┌────────
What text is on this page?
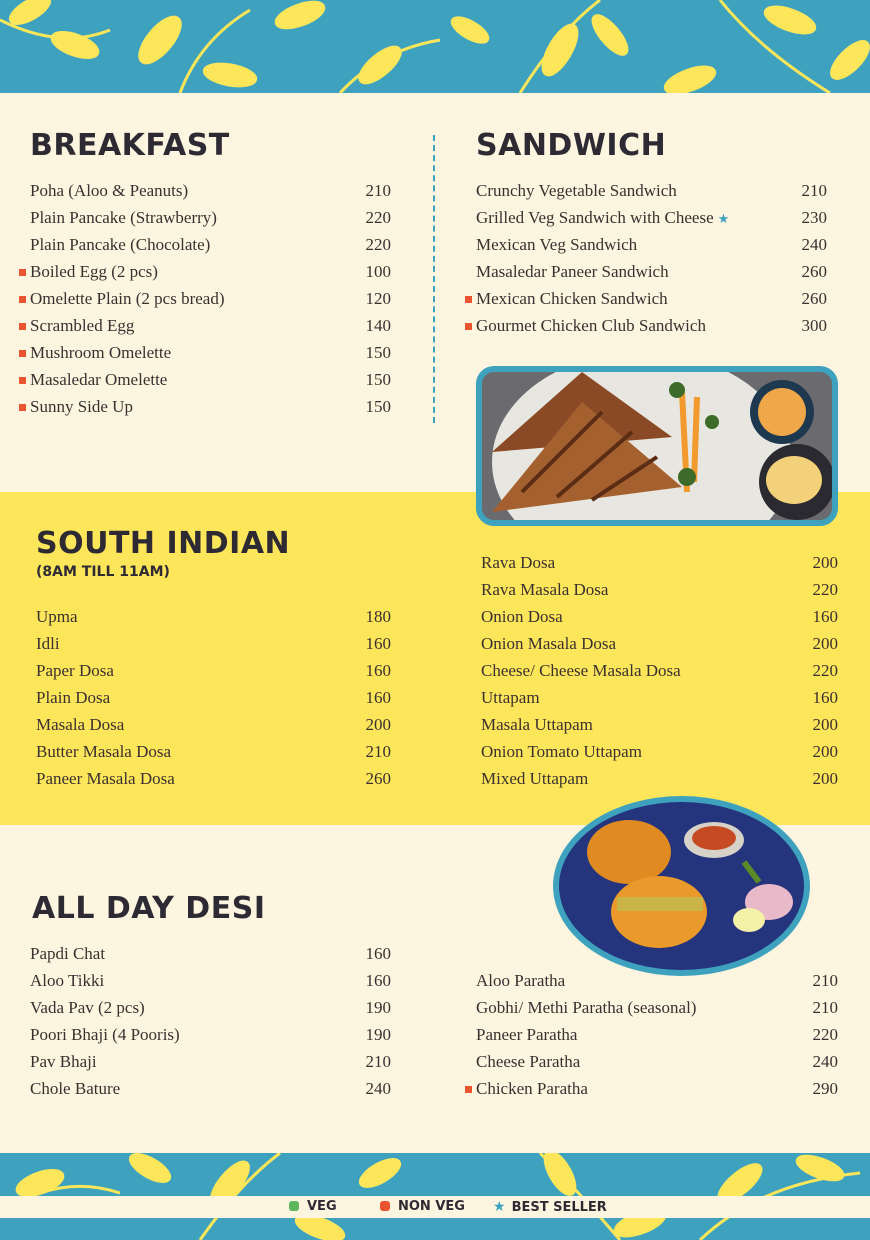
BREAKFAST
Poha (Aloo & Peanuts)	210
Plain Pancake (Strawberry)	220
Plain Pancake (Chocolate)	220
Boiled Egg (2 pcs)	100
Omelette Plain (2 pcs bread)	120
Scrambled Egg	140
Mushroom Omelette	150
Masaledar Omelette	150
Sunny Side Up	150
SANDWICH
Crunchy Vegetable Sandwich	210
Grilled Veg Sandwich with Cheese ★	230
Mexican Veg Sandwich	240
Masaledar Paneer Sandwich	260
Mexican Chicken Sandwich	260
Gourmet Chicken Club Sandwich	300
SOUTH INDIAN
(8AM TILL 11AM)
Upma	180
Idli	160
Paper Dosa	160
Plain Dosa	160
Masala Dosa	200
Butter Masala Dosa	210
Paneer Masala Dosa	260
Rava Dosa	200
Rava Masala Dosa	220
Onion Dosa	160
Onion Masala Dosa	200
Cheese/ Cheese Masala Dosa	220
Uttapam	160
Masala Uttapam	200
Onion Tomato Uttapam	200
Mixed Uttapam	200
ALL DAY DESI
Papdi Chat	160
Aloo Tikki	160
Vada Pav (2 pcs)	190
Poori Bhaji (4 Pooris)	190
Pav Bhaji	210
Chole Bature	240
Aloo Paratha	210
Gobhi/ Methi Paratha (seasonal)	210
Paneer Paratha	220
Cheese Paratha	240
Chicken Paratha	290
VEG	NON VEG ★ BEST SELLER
└────────
Can you repeat every record above exactly, apart from the pictures?

What text is on this page?
BREAKFAST
Poha (Aloo & Peanuts)	210
Plain Pancake (Strawberry)	220
Plain Pancake (Chocolate)	220
Boiled Egg (2 pcs)	100
Omelette Plain (2 pcs bread)	120
Scrambled Egg	140
Mushroom Omelette	150
Masaledar Omelette	150
Sunny Side Up	150
SANDWICH
Crunchy Vegetable Sandwich	210
Grilled Veg Sandwich with Cheese ★	230
Mexican Veg Sandwich	240
Masaledar Paneer Sandwich	260
Mexican Chicken Sandwich	260
Gourmet Chicken Club Sandwich	300
SOUTH INDIAN
(8AM TILL 11AM)
Upma	180
Idli	160
Paper Dosa	160
Plain Dosa	160
Masala Dosa	200
Butter Masala Dosa	210
Paneer Masala Dosa	260
Rava Dosa	200
Rava Masala Dosa	220
Onion Dosa	160
Onion Masala Dosa	200
Cheese/ Cheese Masala Dosa	220
Uttapam	160
Masala Uttapam	200
Onion Tomato Uttapam	200
Mixed Uttapam	200
ALL DAY DESI
Papdi Chat	160
Aloo Tikki	160
Vada Pav (2 pcs)	190
Poori Bhaji (4 Pooris)	190
Pav Bhaji	210
Chole Bature	240
Aloo Paratha	210
Gobhi/ Methi Paratha (seasonal)	210
Paneer Paratha	220
Cheese Paratha	240
Chicken Paratha	290
VEG	NON VEG ★ BEST SELLER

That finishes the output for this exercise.